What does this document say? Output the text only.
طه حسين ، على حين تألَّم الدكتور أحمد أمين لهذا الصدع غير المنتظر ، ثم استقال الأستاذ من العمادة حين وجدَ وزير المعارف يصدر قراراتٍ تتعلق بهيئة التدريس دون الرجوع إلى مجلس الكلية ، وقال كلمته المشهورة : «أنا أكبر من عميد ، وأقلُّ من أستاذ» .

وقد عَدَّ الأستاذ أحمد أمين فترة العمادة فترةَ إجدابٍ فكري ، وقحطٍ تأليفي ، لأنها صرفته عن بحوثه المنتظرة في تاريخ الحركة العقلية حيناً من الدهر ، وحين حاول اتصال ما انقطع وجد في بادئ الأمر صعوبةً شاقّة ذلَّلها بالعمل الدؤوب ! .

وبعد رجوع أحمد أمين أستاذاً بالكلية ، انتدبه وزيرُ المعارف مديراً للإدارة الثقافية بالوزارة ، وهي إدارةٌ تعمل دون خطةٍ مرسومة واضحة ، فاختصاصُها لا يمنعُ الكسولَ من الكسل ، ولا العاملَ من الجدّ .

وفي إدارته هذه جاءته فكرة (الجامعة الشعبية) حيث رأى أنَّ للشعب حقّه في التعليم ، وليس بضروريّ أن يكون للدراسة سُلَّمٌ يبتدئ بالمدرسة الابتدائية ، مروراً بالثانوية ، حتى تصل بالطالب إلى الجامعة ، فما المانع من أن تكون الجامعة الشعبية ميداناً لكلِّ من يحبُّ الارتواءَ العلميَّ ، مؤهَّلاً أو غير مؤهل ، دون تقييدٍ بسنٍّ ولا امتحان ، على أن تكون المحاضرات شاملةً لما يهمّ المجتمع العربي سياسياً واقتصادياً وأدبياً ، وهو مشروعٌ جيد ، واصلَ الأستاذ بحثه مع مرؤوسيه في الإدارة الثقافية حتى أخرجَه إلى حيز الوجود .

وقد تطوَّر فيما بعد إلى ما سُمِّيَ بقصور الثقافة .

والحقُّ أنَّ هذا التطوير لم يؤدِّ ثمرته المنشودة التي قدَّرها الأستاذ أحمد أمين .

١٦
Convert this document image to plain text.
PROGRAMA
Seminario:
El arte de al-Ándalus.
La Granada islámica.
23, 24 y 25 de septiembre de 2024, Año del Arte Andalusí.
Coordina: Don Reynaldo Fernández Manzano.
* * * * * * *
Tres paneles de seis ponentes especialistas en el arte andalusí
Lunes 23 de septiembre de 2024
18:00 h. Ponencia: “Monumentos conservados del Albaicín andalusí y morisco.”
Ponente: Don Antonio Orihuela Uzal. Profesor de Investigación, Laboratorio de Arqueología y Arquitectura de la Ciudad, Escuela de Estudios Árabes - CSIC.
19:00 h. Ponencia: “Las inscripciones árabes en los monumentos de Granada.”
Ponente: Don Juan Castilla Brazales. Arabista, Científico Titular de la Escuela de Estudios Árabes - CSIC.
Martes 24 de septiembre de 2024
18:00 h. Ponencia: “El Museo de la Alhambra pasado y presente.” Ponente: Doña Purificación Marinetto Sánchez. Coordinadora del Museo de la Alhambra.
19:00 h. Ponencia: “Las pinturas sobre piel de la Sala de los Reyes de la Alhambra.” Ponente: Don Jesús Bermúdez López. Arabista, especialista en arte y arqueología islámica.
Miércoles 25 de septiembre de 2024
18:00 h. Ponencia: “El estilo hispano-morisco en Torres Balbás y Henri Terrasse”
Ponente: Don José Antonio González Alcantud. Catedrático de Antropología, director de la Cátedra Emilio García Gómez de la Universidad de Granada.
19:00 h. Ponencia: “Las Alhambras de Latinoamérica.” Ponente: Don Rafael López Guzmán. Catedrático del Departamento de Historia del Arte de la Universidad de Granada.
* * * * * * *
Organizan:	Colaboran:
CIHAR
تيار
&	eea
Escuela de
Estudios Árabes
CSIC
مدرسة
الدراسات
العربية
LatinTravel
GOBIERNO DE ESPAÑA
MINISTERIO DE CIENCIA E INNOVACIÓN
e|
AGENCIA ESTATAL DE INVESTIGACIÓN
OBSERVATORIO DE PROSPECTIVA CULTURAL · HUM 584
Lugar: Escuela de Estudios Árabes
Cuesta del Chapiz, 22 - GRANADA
+-------+
**Given exercise**
Take every line from the records above that has the word "islámica" and copy it.

**Full output**
La Granada islámica.
19:00 h. Ponencia: “Las pinturas sobre piel de la Sala de los Reyes de la Alhambra.” Ponente: Don Jesús Bermúdez López. Arabista, especialista en arte y arqueología islámica.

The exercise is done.